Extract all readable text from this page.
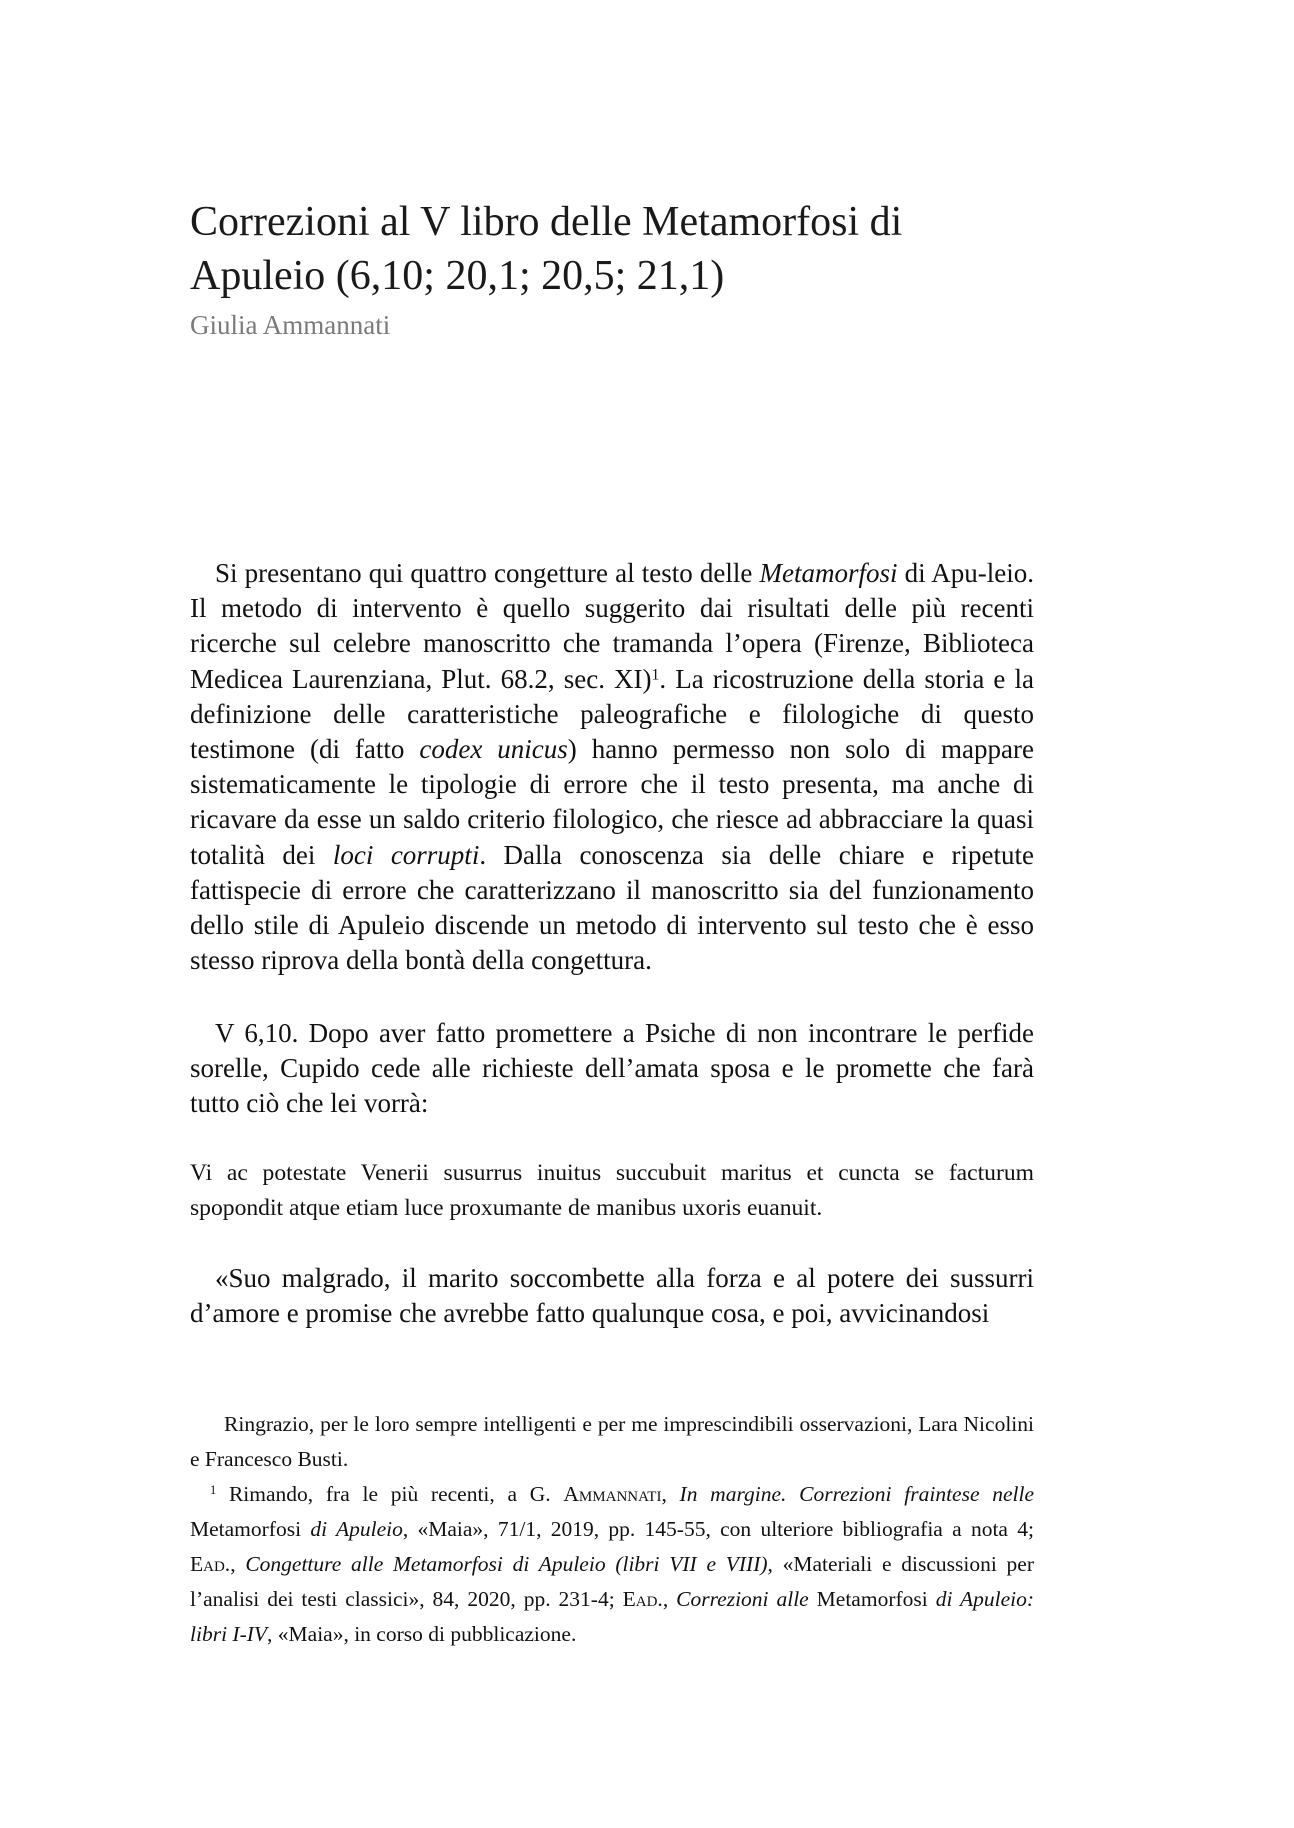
Correzioni al V libro delle Metamorfosi di
Apuleio (6,10; 20,1; 20,5; 21,1)
Giulia Ammannati

Si presentano qui quattro congetture al testo delle Metamorfosi di Apu-leio. Il metodo di intervento è quello suggerito dai risultati delle più recenti ricerche sul celebre manoscritto che tramanda l’opera (Firenze, Biblioteca Medicea Laurenziana, Plut. 68.2, sec. XI)$^1$. La ricostruzione della storia e la definizione delle caratteristiche paleografiche e filologiche di questo testimone (di fatto codex unicus) hanno permesso non solo di mappare sistematicamente le tipologie di errore che il testo presenta, ma anche di ricavare da esse un saldo criterio filologico, che riesce ad abbracciare la quasi totalità dei loci corrupti. Dalla conoscenza sia delle chiare e ripetute fattispecie di errore che caratterizzano il manoscritto sia del funzionamento dello stile di Apuleio discende un metodo di intervento sul testo che è esso stesso riprova della bontà della congettura.

V 6,10. Dopo aver fatto promettere a Psiche di non incontrare le perfide sorelle, Cupido cede alle richieste dell’amata sposa e le promette che farà tutto ciò che lei vorrà:

Vi ac potestate Venerii susurrus inuitus succubuit maritus et cuncta se facturum spopondit atque etiam luce proxumante de manibus uxoris euanuit.

«Suo malgrado, il marito soccombette alla forza e al potere dei sussurri d’amore e promise che avrebbe fatto qualunque cosa, e poi, avvicinandosi

Ringrazio, per le loro sempre intelligenti e per me imprescindibili osservazioni, Lara Nicolini e Francesco Busti.

$^1$ Rimando, fra le più recenti, a G. Ammannati, In margine. Correzioni fraintese nelle Metamorfosi di Apuleio, «Maia», 71/1, 2019, pp. 145-55, con ulteriore bibliografia a nota 4; Ead., Congetture alle Metamorfosi di Apuleio (libri VII e VIII), «Materiali e discussioni per l’analisi dei testi classici», 84, 2020, pp. 231-4; Ead., Correzioni alle Metamorfosi di Apuleio: libri I-IV, «Maia», in corso di pubblicazione.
*-*-*
Give every line back word for word and leave the pictures out.

▶ [Exercise output]:
Extract all readable text from this page.
Correzioni al V libro delle Metamorfosi di
Apuleio (6,10; 20,1; 20,5; 21,1)
Giulia Ammannati

Si presentano qui quattro congetture al testo delle Metamorfosi di Apu-leio. Il metodo di intervento è quello suggerito dai risultati delle più recenti ricerche sul celebre manoscritto che tramanda l’opera (Firenze, Biblioteca Medicea Laurenziana, Plut. 68.2, sec. XI)$^1$. La ricostruzione della storia e la definizione delle caratteristiche paleografiche e filologiche di questo testimone (di fatto codex unicus) hanno permesso non solo di mappare sistematicamente le tipologie di errore che il testo presenta, ma anche di ricavare da esse un saldo criterio filologico, che riesce ad abbracciare la quasi totalità dei loci corrupti. Dalla conoscenza sia delle chiare e ripetute fattispecie di errore che caratterizzano il manoscritto sia del funzionamento dello stile di Apuleio discende un metodo di intervento sul testo che è esso stesso riprova della bontà della congettura.

V 6,10. Dopo aver fatto promettere a Psiche di non incontrare le perfide sorelle, Cupido cede alle richieste dell’amata sposa e le promette che farà tutto ciò che lei vorrà:

Vi ac potestate Venerii susurrus inuitus succubuit maritus et cuncta se facturum spopondit atque etiam luce proxumante de manibus uxoris euanuit.

«Suo malgrado, il marito soccombette alla forza e al potere dei sussurri d’amore e promise che avrebbe fatto qualunque cosa, e poi, avvicinandosi

Ringrazio, per le loro sempre intelligenti e per me imprescindibili osservazioni, Lara Nicolini e Francesco Busti.

$^1$ Rimando, fra le più recenti, a G. Ammannati, In margine. Correzioni fraintese nelle Metamorfosi di Apuleio, «Maia», 71/1, 2019, pp. 145-55, con ulteriore bibliografia a nota 4; Ead., Congetture alle Metamorfosi di Apuleio (libri VII e VIII), «Materiali e discussioni per l’analisi dei testi classici», 84, 2020, pp. 231-4; Ead., Correzioni alle Metamorfosi di Apuleio: libri I-IV, «Maia», in corso di pubblicazione.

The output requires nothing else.